# The request
All of the records listed below should be retyped exactly.

——

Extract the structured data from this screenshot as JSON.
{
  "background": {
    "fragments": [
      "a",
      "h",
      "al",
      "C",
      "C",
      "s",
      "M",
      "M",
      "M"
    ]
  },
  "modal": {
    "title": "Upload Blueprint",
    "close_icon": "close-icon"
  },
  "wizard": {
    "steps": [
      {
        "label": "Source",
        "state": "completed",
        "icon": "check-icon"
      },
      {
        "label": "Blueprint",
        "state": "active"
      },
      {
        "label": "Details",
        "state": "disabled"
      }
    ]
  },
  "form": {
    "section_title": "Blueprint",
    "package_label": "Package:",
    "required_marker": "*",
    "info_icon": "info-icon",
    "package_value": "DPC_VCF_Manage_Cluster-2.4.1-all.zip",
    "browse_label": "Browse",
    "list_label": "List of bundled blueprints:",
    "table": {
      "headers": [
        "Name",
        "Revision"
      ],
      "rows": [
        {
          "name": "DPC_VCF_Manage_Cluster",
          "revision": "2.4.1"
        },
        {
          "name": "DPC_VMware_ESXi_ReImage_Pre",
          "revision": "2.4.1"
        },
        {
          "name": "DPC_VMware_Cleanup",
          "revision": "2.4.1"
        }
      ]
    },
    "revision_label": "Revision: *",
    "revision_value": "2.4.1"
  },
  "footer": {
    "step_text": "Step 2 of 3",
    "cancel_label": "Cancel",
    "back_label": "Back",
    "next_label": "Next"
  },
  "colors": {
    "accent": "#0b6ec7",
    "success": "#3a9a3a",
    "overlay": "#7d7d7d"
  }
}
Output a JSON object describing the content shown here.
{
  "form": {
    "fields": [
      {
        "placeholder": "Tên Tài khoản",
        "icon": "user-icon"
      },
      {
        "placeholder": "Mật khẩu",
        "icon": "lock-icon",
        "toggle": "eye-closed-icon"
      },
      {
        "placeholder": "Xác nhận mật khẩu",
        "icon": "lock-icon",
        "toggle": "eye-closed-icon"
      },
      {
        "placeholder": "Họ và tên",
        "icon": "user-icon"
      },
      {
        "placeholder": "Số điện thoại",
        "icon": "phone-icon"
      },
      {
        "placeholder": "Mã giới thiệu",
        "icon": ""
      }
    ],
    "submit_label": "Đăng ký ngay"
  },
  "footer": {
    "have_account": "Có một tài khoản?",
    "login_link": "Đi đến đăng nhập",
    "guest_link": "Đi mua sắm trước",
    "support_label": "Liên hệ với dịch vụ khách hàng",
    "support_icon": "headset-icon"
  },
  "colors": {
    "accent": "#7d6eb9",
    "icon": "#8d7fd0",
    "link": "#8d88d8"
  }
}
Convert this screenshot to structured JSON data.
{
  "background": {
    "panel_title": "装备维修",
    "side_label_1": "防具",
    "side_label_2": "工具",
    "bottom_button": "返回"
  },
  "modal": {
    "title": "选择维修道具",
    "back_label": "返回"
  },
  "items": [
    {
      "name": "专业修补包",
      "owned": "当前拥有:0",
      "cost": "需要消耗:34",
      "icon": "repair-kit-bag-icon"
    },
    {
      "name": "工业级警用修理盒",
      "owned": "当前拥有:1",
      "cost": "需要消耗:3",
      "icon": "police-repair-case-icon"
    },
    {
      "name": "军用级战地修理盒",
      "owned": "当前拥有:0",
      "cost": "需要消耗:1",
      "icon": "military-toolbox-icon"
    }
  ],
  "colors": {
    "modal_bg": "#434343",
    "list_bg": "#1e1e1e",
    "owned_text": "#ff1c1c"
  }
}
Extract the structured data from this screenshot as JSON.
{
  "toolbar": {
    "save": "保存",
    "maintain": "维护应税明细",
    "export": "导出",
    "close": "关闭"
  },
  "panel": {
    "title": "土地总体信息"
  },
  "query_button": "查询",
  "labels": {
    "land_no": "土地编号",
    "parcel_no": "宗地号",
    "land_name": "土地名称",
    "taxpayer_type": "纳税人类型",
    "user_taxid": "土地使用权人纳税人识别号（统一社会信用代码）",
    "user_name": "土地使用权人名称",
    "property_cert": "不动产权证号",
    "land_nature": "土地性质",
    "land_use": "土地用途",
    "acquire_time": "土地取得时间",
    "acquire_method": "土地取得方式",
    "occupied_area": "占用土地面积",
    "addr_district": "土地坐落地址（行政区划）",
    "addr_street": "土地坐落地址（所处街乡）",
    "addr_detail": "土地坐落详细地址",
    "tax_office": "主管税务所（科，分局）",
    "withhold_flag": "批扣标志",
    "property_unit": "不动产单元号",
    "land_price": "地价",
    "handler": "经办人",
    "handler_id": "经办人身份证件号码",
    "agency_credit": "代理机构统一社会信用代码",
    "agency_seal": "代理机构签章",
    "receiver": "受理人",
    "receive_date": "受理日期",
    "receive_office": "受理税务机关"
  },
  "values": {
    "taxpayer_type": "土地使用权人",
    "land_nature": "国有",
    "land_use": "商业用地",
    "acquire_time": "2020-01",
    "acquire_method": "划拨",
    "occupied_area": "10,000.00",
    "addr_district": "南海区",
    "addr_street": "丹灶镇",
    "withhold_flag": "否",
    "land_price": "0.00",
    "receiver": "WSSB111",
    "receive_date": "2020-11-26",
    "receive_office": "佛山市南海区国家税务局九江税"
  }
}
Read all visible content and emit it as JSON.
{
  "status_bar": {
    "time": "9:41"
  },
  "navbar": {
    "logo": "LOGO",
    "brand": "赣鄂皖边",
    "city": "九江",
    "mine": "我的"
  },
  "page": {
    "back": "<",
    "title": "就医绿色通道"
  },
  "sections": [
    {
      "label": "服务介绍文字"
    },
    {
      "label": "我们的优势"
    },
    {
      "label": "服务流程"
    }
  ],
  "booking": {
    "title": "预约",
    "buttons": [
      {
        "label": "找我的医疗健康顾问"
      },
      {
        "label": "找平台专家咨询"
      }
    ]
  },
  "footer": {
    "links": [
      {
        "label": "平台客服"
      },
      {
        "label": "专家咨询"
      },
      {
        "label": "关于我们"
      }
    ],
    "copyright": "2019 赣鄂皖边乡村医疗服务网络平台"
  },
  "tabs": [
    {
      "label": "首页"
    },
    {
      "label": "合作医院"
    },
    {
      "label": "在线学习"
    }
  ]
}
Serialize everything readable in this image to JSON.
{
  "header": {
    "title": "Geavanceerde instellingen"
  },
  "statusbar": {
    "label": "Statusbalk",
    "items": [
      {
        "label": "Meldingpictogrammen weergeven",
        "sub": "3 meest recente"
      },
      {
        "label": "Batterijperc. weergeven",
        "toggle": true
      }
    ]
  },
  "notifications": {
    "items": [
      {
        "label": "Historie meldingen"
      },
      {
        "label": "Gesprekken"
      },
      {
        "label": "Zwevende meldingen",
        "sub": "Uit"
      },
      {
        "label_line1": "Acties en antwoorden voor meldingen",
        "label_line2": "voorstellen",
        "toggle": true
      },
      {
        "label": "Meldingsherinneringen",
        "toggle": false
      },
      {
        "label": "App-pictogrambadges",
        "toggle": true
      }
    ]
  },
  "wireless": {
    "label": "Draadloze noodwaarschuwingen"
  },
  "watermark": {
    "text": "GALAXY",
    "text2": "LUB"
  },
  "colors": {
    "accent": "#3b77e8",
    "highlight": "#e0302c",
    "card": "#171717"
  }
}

——

# Task result
Extract the structured data from this screenshot as JSON.
{
  "background": {
    "fragments": [
      "a",
      "h",
      "al",
      "C",
      "C",
      "s",
      "M",
      "M",
      "M"
    ]
  },
  "modal": {
    "title": "Upload Blueprint",
    "close_icon": "close-icon"
  },
  "wizard": {
    "steps": [
      {
        "label": "Source",
        "state": "completed",
        "icon": "check-icon"
      },
      {
        "label": "Blueprint",
        "state": "active"
      },
      {
        "label": "Details",
        "state": "disabled"
      }
    ]
  },
  "form": {
    "section_title": "Blueprint",
    "package_label": "Package:",
    "required_marker": "*",
    "info_icon": "info-icon",
    "package_value": "DPC_VCF_Manage_Cluster-2.4.1-all.zip",
    "browse_label": "Browse",
    "list_label": "List of bundled blueprints:",
    "table": {
      "headers": [
        "Name",
        "Revision"
      ],
      "rows": [
        {
          "name": "DPC_VCF_Manage_Cluster",
          "revision": "2.4.1"
        },
        {
          "name": "DPC_VMware_ESXi_ReImage_Pre",
          "revision": "2.4.1"
        },
        {
          "name": "DPC_VMware_Cleanup",
          "revision": "2.4.1"
        }
      ]
    },
    "revision_label": "Revision: *",
    "revision_value": "2.4.1"
  },
  "footer": {
    "step_text": "Step 2 of 3",
    "cancel_label": "Cancel",
    "back_label": "Back",
    "next_label": "Next"
  },
  "colors": {
    "accent": "#0b6ec7",
    "success": "#3a9a3a",
    "overlay": "#7d7d7d"
  }
}
Output a JSON object describing the content shown here.
{
  "form": {
    "fields": [
      {
        "placeholder": "Tên Tài khoản",
        "icon": "user-icon"
      },
      {
        "placeholder": "Mật khẩu",
        "icon": "lock-icon",
        "toggle": "eye-closed-icon"
      },
      {
        "placeholder": "Xác nhận mật khẩu",
        "icon": "lock-icon",
        "toggle": "eye-closed-icon"
      },
      {
        "placeholder": "Họ và tên",
        "icon": "user-icon"
      },
      {
        "placeholder": "Số điện thoại",
        "icon": "phone-icon"
      },
      {
        "placeholder": "Mã giới thiệu",
        "icon": ""
      }
    ],
    "submit_label": "Đăng ký ngay"
  },
  "footer": {
    "have_account": "Có một tài khoản?",
    "login_link": "Đi đến đăng nhập",
    "guest_link": "Đi mua sắm trước",
    "support_label": "Liên hệ với dịch vụ khách hàng",
    "support_icon": "headset-icon"
  },
  "colors": {
    "accent": "#7d6eb9",
    "icon": "#8d7fd0",
    "link": "#8d88d8"
  }
}
Convert this screenshot to structured JSON data.
{
  "background": {
    "panel_title": "装备维修",
    "side_label_1": "防具",
    "side_label_2": "工具",
    "bottom_button": "返回"
  },
  "modal": {
    "title": "选择维修道具",
    "back_label": "返回"
  },
  "items": [
    {
      "name": "专业修补包",
      "owned": "当前拥有:0",
      "cost": "需要消耗:34",
      "icon": "repair-kit-bag-icon"
    },
    {
      "name": "工业级警用修理盒",
      "owned": "当前拥有:1",
      "cost": "需要消耗:3",
      "icon": "police-repair-case-icon"
    },
    {
      "name": "军用级战地修理盒",
      "owned": "当前拥有:0",
      "cost": "需要消耗:1",
      "icon": "military-toolbox-icon"
    }
  ],
  "colors": {
    "modal_bg": "#434343",
    "list_bg": "#1e1e1e",
    "owned_text": "#ff1c1c"
  }
}
Extract the structured data from this screenshot as JSON.
{
  "toolbar": {
    "save": "保存",
    "maintain": "维护应税明细",
    "export": "导出",
    "close": "关闭"
  },
  "panel": {
    "title": "土地总体信息"
  },
  "query_button": "查询",
  "labels": {
    "land_no": "土地编号",
    "parcel_no": "宗地号",
    "land_name": "土地名称",
    "taxpayer_type": "纳税人类型",
    "user_taxid": "土地使用权人纳税人识别号（统一社会信用代码）",
    "user_name": "土地使用权人名称",
    "property_cert": "不动产权证号",
    "land_nature": "土地性质",
    "land_use": "土地用途",
    "acquire_time": "土地取得时间",
    "acquire_method": "土地取得方式",
    "occupied_area": "占用土地面积",
    "addr_district": "土地坐落地址（行政区划）",
    "addr_street": "土地坐落地址（所处街乡）",
    "addr_detail": "土地坐落详细地址",
    "tax_office": "主管税务所（科，分局）",
    "withhold_flag": "批扣标志",
    "property_unit": "不动产单元号",
    "land_price": "地价",
    "handler": "经办人",
    "handler_id": "经办人身份证件号码",
    "agency_credit": "代理机构统一社会信用代码",
    "agency_seal": "代理机构签章",
    "receiver": "受理人",
    "receive_date": "受理日期",
    "receive_office": "受理税务机关"
  },
  "values": {
    "taxpayer_type": "土地使用权人",
    "land_nature": "国有",
    "land_use": "商业用地",
    "acquire_time": "2020-01",
    "acquire_method": "划拨",
    "occupied_area": "10,000.00",
    "addr_district": "南海区",
    "addr_street": "丹灶镇",
    "withhold_flag": "否",
    "land_price": "0.00",
    "receiver": "WSSB111",
    "receive_date": "2020-11-26",
    "receive_office": "佛山市南海区国家税务局九江税"
  }
}
Read all visible content and emit it as JSON.
{
  "status_bar": {
    "time": "9:41"
  },
  "navbar": {
    "logo": "LOGO",
    "brand": "赣鄂皖边",
    "city": "九江",
    "mine": "我的"
  },
  "page": {
    "back": "<",
    "title": "就医绿色通道"
  },
  "sections": [
    {
      "label": "服务介绍文字"
    },
    {
      "label": "我们的优势"
    },
    {
      "label": "服务流程"
    }
  ],
  "booking": {
    "title": "预约",
    "buttons": [
      {
        "label": "找我的医疗健康顾问"
      },
      {
        "label": "找平台专家咨询"
      }
    ]
  },
  "footer": {
    "links": [
      {
        "label": "平台客服"
      },
      {
        "label": "专家咨询"
      },
      {
        "label": "关于我们"
      }
    ],
    "copyright": "2019 赣鄂皖边乡村医疗服务网络平台"
  },
  "tabs": [
    {
      "label": "首页"
    },
    {
      "label": "合作医院"
    },
    {
      "label": "在线学习"
    }
  ]
}
Serialize everything readable in this image to JSON.
{
  "header": {
    "title": "Geavanceerde instellingen"
  },
  "statusbar": {
    "label": "Statusbalk",
    "items": [
      {
        "label": "Meldingpictogrammen weergeven",
        "sub": "3 meest recente"
      },
      {
        "label": "Batterijperc. weergeven",
        "toggle": true
      }
    ]
  },
  "notifications": {
    "items": [
      {
        "label": "Historie meldingen"
      },
      {
        "label": "Gesprekken"
      },
      {
        "label": "Zwevende meldingen",
        "sub": "Uit"
      },
      {
        "label_line1": "Acties en antwoorden voor meldingen",
        "label_line2": "voorstellen",
        "toggle": true
      },
      {
        "label": "Meldingsherinneringen",
        "toggle": false
      },
      {
        "label": "App-pictogrambadges",
        "toggle": true
      }
    ]
  },
  "wireless": {
    "label": "Draadloze noodwaarschuwingen"
  },
  "watermark": {
    "text": "GALAXY",
    "text2": "LUB"
  },
  "colors": {
    "accent": "#3b77e8",
    "highlight": "#e0302c",
    "card": "#171717"
  }
}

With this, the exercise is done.